### WRITTEN INSTRUCTION 1
Lay out the rows from the one containing "col-header-0[interactable]: 月份 <box>8" through the one containing "cell-盈亏金额: -1970.48 <box>267" as a numbered list, omitting blank lines.

### EXCERPTED PASSAGE
# Meyers E60 pump problem,HELP!!



## Markd1990 (Dec 24, 2004)

Ok guys,I'm new to plowing this is my 1st season doing it.So far i've replaced the C valve and a line due to the pump not going to the right.Now my new problem is that when i lift the plow up it starts to fall down immeditaly.I put new fluid in it and still nothing.So i took the plow off and ran the pump to the up position,and it stays up,i lock it in the down position and try to push down on it and it won't budge,can someone please help me,i'm going crazy..lol.Thanks guys.


----------



## Mark F (Dec 16, 2004)

First check your A valve [Black wire] see if the o rings ok if not replace it. If so, ground it out on the - post, touch black wire to + post see if it moves freely in, out if not replace it. If it stills not working you need to disasemble it replace all your o-rings. if that doesn't work you need to replace the base. But if it is angling to the left while its dropping check the B valve [red wire] it could have bad o-rings. Good luck
Mark


----------



## Robhollar (Dec 27, 2003)

Ill put money one that you will need a new seal on the lifting ram....Rob


----------



## Markd1990 (Dec 24, 2004)

ok,the plow goes left and right just fine,no problems there.It just won't stay up.I'll start off by doing what markf said then i'll go from there.The pump is only one year old and when i had everything put on the truck the pump was gone through and had all new o rings put in it just to be on the safe side.So i guess well see what happens.What if i have a leak on one of my hoses?Will that make this happen?Just a thought.Thanks


----------



## Robhollar (Dec 27, 2003)

Robhollar said:


> Ill put money one that you will need a new seal on the lifting ram....Rob


At the bottom of your lifting ram there is a seal. If it fails it will do just what your explaning. Ask nate hed be able to tell ya....Rob


----------



## Markd1990 (Dec 24, 2004)

Yep i think you may be right,it looks very wet around the seal,i'll run up to mulch n more on sunday and pick up a new one.Hopefully thats the problem.

Records from a collection
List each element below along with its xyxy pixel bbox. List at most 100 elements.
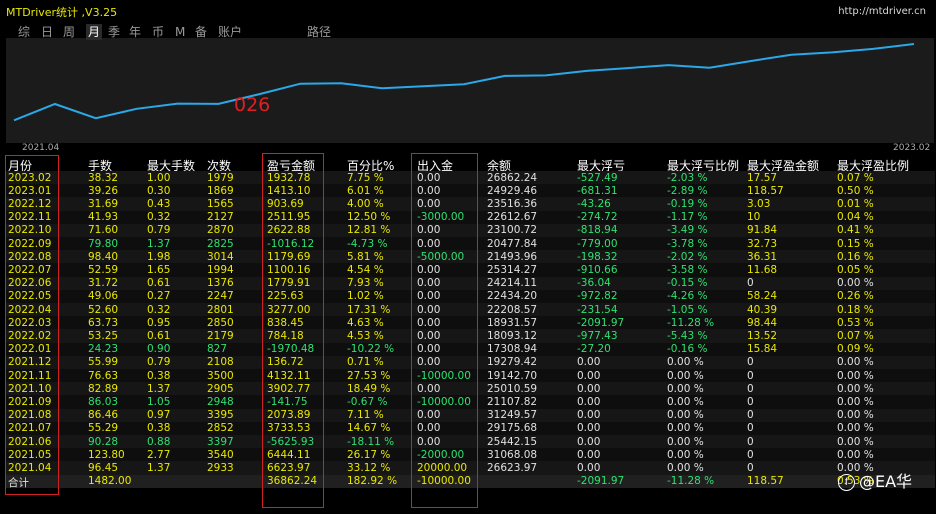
col-header-0[interactable]: 月份 <box>8 159 33 173</box>
cell-月份: 2022.01 <box>8 343 52 356</box>
cell-次数: 3500 <box>207 369 234 382</box>
cell-余额: 23100.72 <box>487 224 538 237</box>
table-row[interactable] <box>5 355 935 369</box>
cell-最大浮亏比例: 0.00 % <box>667 448 704 461</box>
cell-盈亏金额: -1970.48 <box>267 343 315 356</box>
cell-手数: 82.89 <box>88 382 119 395</box>
table-row[interactable] <box>5 171 935 185</box>
cell-次数: 2870 <box>207 224 234 237</box>
cell-最大浮盈金额: 0 <box>747 461 754 474</box>
table-row[interactable] <box>5 395 935 409</box>
tab-8[interactable]: 备 <box>195 25 208 39</box>
cell-次数: 2850 <box>207 316 234 329</box>
table-row[interactable] <box>5 382 935 396</box>
title-bar: MTDriver统计 ,V3.25 http://mtdriver.cn <box>0 0 936 22</box>
cell-最大浮盈金额: 0 <box>747 435 754 448</box>
cell-月份: 2021.08 <box>8 409 52 422</box>
cell-百分比%: 18.49 % <box>347 382 391 395</box>
table-row[interactable] <box>5 184 935 198</box>
total-row[interactable] <box>5 474 935 488</box>
col-header-5[interactable]: 百分比% <box>347 159 395 173</box>
cell-最大浮亏: 0.00 <box>577 435 601 448</box>
table-row[interactable] <box>5 448 935 462</box>
col-header-11[interactable]: 最大浮盈比例 <box>837 159 910 173</box>
cell-最大浮盈金额: 118.57 <box>747 475 784 488</box>
table-row[interactable] <box>5 263 935 277</box>
cell-最大浮盈比例: 0.00 % <box>837 277 874 290</box>
tab-3[interactable]: 月 <box>86 24 103 40</box>
cell-月份: 2021.05 <box>8 448 52 461</box>
cell-百分比%: 4.00 % <box>347 197 384 210</box>
cell-手数: 86.03 <box>88 395 119 408</box>
table-row[interactable] <box>5 329 935 343</box>
cell-次数: 2905 <box>207 382 234 395</box>
cell-最大浮盈金额: 0 <box>747 395 754 408</box>
cell-盈亏金额: 1179.69 <box>267 250 311 263</box>
table-row[interactable] <box>5 342 935 356</box>
col-header-2[interactable]: 最大手数 <box>147 159 196 173</box>
site-url-link[interactable]: http://mtdriver.cn <box>838 6 926 17</box>
cell-次数: 2933 <box>207 461 234 474</box>
cell-最大浮亏比例: 0.00 % <box>667 409 704 422</box>
table-row[interactable] <box>5 197 935 211</box>
col-header-3[interactable]: 次数 <box>207 159 232 173</box>
table-row[interactable] <box>5 435 935 449</box>
col-header-9[interactable]: 最大浮亏比例 <box>667 159 740 173</box>
cell-次数: 1869 <box>207 184 234 197</box>
cell-最大浮亏: 0.00 <box>577 448 601 461</box>
cell-余额: 24214.11 <box>487 277 538 290</box>
col-header-1[interactable]: 手数 <box>88 159 113 173</box>
cell-百分比%: 0.71 % <box>347 356 384 369</box>
cell-最大浮盈比例: 0.00 % <box>837 435 874 448</box>
table-row[interactable] <box>5 223 935 237</box>
col-header-6[interactable]: 出入金 <box>417 159 454 173</box>
cell-最大手数: 0.90 <box>147 343 171 356</box>
tab-0[interactable]: 综 <box>18 25 31 39</box>
cell-出入金: -10000.00 <box>417 369 471 382</box>
tab-7[interactable]: M <box>175 25 186 39</box>
table-row[interactable] <box>5 408 935 422</box>
cell-手数: 52.60 <box>88 303 119 316</box>
tab-2[interactable]: 周 <box>63 25 76 39</box>
table-row[interactable] <box>5 289 935 303</box>
col-header-4[interactable]: 盈亏金额 <box>267 159 316 173</box>
cell-最大浮亏: -231.54 <box>577 303 618 316</box>
cell-最大浮亏比例: 0.00 % <box>667 422 704 435</box>
col-header-10[interactable]: 最大浮盈金额 <box>747 159 820 173</box>
cell-最大浮亏比例: -4.26 % <box>667 290 708 303</box>
cell-最大浮亏: -2091.97 <box>577 475 625 488</box>
tab-10[interactable]: 路径 <box>307 25 332 39</box>
cell-出入金: 0.00 <box>417 382 441 395</box>
table-row[interactable] <box>5 421 935 435</box>
table-row[interactable] <box>5 250 935 264</box>
table-row[interactable] <box>5 303 935 317</box>
table-row[interactable] <box>5 276 935 290</box>
cell-月份: 2021.04 <box>8 461 52 474</box>
tab-5[interactable]: 年 <box>129 25 142 39</box>
cell-最大浮亏比例: 0.00 % <box>667 461 704 474</box>
cell-余额: 18931.57 <box>487 316 538 329</box>
tab-1[interactable]: 日 <box>41 25 54 39</box>
cell-月份: 2022.11 <box>8 211 52 224</box>
table-row[interactable] <box>5 461 935 475</box>
table-row[interactable] <box>5 369 935 383</box>
table-row[interactable] <box>5 316 935 330</box>
tab-4[interactable]: 季 <box>108 25 121 39</box>
cell-百分比%: 4.63 % <box>347 316 384 329</box>
col-header-7[interactable]: 余额 <box>487 159 512 173</box>
cell-最大浮亏比例: -0.15 % <box>667 277 708 290</box>
cell-百分比%: 182.92 % <box>347 475 398 488</box>
cell-手数: 86.46 <box>88 409 119 422</box>
tab-6[interactable]: 币 <box>152 25 165 39</box>
cell-最大浮亏比例: -2.03 % <box>667 171 708 184</box>
tab-9[interactable]: 账户 <box>218 25 243 39</box>
cell-最大浮盈比例: 0.01 % <box>837 197 874 210</box>
table-row[interactable] <box>5 210 935 224</box>
cell-盈亏金额: 6444.11 <box>267 448 311 461</box>
col-header-8[interactable]: 最大浮亏 <box>577 159 626 173</box>
cell-最大浮亏比例: -1.05 % <box>667 303 708 316</box>
cell-余额: 25314.27 <box>487 263 538 276</box>
cell-月份: 2022.12 <box>8 197 52 210</box>
table-row[interactable] <box>5 237 935 251</box>
cell-盈亏金额: 2511.95 <box>267 211 311 224</box>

### WRITTEN INSTRUCTION 2
In the forum thread about the Meyers E60 pump problem, where does Robhollar say the seal that can fail is located?

### EXPECTED OUTPUT 1
1. col-header-0[interactable]: 月份 <box>8 159 33 173</box>
2. cell-月份: 2022.01 <box>8 343 52 356</box>
3. cell-次数: 3500 <box>207 369 234 382</box>
4. cell-余额: 23100.72 <box>487 224 538 237</box>
5. table-row[interactable] <box>5 355 935 369</box>
6. cell-最大浮亏比例: 0.00 % <box>667 448 704 461</box>
7. cell-盈亏金额: -1970.48 <box>267 343 315 356</box>

### EXPECTED OUTPUT 2
At the bottom of the lifting ram.